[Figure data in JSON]
= = = = = = =

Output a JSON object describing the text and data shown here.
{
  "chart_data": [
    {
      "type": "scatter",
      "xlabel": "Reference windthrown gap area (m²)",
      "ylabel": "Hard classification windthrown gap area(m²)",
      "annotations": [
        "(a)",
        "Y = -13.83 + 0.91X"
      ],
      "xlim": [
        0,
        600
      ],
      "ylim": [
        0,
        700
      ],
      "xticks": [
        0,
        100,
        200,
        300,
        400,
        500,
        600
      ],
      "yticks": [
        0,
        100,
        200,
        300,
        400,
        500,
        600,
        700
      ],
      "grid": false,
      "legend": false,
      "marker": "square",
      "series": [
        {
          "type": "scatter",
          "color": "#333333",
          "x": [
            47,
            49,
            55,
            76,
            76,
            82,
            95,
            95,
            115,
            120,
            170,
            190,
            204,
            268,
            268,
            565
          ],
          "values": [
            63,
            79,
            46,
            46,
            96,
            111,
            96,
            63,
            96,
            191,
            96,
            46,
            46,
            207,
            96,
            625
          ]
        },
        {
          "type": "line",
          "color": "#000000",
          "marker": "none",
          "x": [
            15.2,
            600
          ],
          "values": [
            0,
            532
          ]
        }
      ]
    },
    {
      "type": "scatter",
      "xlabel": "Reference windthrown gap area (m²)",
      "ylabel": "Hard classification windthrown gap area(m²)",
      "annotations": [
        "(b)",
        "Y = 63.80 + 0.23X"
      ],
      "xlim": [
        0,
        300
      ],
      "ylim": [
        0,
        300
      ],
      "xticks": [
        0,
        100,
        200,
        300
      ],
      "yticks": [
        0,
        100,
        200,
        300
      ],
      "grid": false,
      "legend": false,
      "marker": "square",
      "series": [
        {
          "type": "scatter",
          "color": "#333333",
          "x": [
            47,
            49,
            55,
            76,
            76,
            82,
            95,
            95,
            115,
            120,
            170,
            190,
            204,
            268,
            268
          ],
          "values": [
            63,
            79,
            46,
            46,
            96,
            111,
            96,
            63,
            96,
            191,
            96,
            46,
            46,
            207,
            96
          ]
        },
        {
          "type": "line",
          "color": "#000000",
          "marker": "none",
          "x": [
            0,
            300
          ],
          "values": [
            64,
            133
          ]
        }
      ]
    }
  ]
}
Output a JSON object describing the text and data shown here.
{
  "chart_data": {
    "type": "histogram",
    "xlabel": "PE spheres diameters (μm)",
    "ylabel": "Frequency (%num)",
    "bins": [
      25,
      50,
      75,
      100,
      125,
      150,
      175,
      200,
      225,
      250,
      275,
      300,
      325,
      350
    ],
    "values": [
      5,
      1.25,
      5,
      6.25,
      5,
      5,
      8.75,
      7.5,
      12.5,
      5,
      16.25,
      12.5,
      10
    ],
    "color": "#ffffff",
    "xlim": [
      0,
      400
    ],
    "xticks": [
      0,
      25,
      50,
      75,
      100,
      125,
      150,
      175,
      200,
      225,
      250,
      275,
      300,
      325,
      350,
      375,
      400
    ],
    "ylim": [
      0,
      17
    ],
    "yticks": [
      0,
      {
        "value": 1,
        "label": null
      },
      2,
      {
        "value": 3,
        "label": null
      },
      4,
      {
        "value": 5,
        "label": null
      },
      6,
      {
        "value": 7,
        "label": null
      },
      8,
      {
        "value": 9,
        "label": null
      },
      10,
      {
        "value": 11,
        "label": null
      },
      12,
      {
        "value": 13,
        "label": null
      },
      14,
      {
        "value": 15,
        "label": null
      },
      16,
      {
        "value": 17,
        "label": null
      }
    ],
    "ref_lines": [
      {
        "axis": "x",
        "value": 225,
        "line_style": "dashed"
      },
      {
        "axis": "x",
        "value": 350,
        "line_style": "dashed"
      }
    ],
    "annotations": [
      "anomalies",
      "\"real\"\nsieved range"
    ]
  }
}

= = = = = = =

[Problem description] Copy each record from above exactly, and include every line.

[Result]
Output a JSON object describing the text and data shown here.
{
  "chart_data": [
    {
      "type": "scatter",
      "xlabel": "Reference windthrown gap area (m²)",
      "ylabel": "Hard classification windthrown gap area(m²)",
      "annotations": [
        "(a)",
        "Y = -13.83 + 0.91X"
      ],
      "xlim": [
        0,
        600
      ],
      "ylim": [
        0,
        700
      ],
      "xticks": [
        0,
        100,
        200,
        300,
        400,
        500,
        600
      ],
      "yticks": [
        0,
        100,
        200,
        300,
        400,
        500,
        600,
        700
      ],
      "grid": false,
      "legend": false,
      "marker": "square",
      "series": [
        {
          "type": "scatter",
          "color": "#333333",
          "x": [
            47,
            49,
            55,
            76,
            76,
            82,
            95,
            95,
            115,
            120,
            170,
            190,
            204,
            268,
            268,
            565
          ],
          "values": [
            63,
            79,
            46,
            46,
            96,
            111,
            96,
            63,
            96,
            191,
            96,
            46,
            46,
            207,
            96,
            625
          ]
        },
        {
          "type": "line",
          "color": "#000000",
          "marker": "none",
          "x": [
            15.2,
            600
          ],
          "values": [
            0,
            532
          ]
        }
      ]
    },
    {
      "type": "scatter",
      "xlabel": "Reference windthrown gap area (m²)",
      "ylabel": "Hard classification windthrown gap area(m²)",
      "annotations": [
        "(b)",
        "Y = 63.80 + 0.23X"
      ],
      "xlim": [
        0,
        300
      ],
      "ylim": [
        0,
        300
      ],
      "xticks": [
        0,
        100,
        200,
        300
      ],
      "yticks": [
        0,
        100,
        200,
        300
      ],
      "grid": false,
      "legend": false,
      "marker": "square",
      "series": [
        {
          "type": "scatter",
          "color": "#333333",
          "x": [
            47,
            49,
            55,
            76,
            76,
            82,
            95,
            95,
            115,
            120,
            170,
            190,
            204,
            268,
            268
          ],
          "values": [
            63,
            79,
            46,
            46,
            96,
            111,
            96,
            63,
            96,
            191,
            96,
            46,
            46,
            207,
            96
          ]
        },
        {
          "type": "line",
          "color": "#000000",
          "marker": "none",
          "x": [
            0,
            300
          ],
          "values": [
            64,
            133
          ]
        }
      ]
    }
  ]
}
Output a JSON object describing the text and data shown here.
{
  "chart_data": {
    "type": "histogram",
    "xlabel": "PE spheres diameters (μm)",
    "ylabel": "Frequency (%num)",
    "bins": [
      25,
      50,
      75,
      100,
      125,
      150,
      175,
      200,
      225,
      250,
      275,
      300,
      325,
      350
    ],
    "values": [
      5,
      1.25,
      5,
      6.25,
      5,
      5,
      8.75,
      7.5,
      12.5,
      5,
      16.25,
      12.5,
      10
    ],
    "color": "#ffffff",
    "xlim": [
      0,
      400
    ],
    "xticks": [
      0,
      25,
      50,
      75,
      100,
      125,
      150,
      175,
      200,
      225,
      250,
      275,
      300,
      325,
      350,
      375,
      400
    ],
    "ylim": [
      0,
      17
    ],
    "yticks": [
      0,
      {
        "value": 1,
        "label": null
      },
      2,
      {
        "value": 3,
        "label": null
      },
      4,
      {
        "value": 5,
        "label": null
      },
      6,
      {
        "value": 7,
        "label": null
      },
      8,
      {
        "value": 9,
        "label": null
      },
      10,
      {
        "value": 11,
        "label": null
      },
      12,
      {
        "value": 13,
        "label": null
      },
      14,
      {
        "value": 15,
        "label": null
      },
      16,
      {
        "value": 17,
        "label": null
      }
    ],
    "ref_lines": [
      {
        "axis": "x",
        "value": 225,
        "line_style": "dashed"
      },
      {
        "axis": "x",
        "value": 350,
        "line_style": "dashed"
      }
    ],
    "annotations": [
      "anomalies",
      "\"real\"\nsieved range"
    ]
  }
}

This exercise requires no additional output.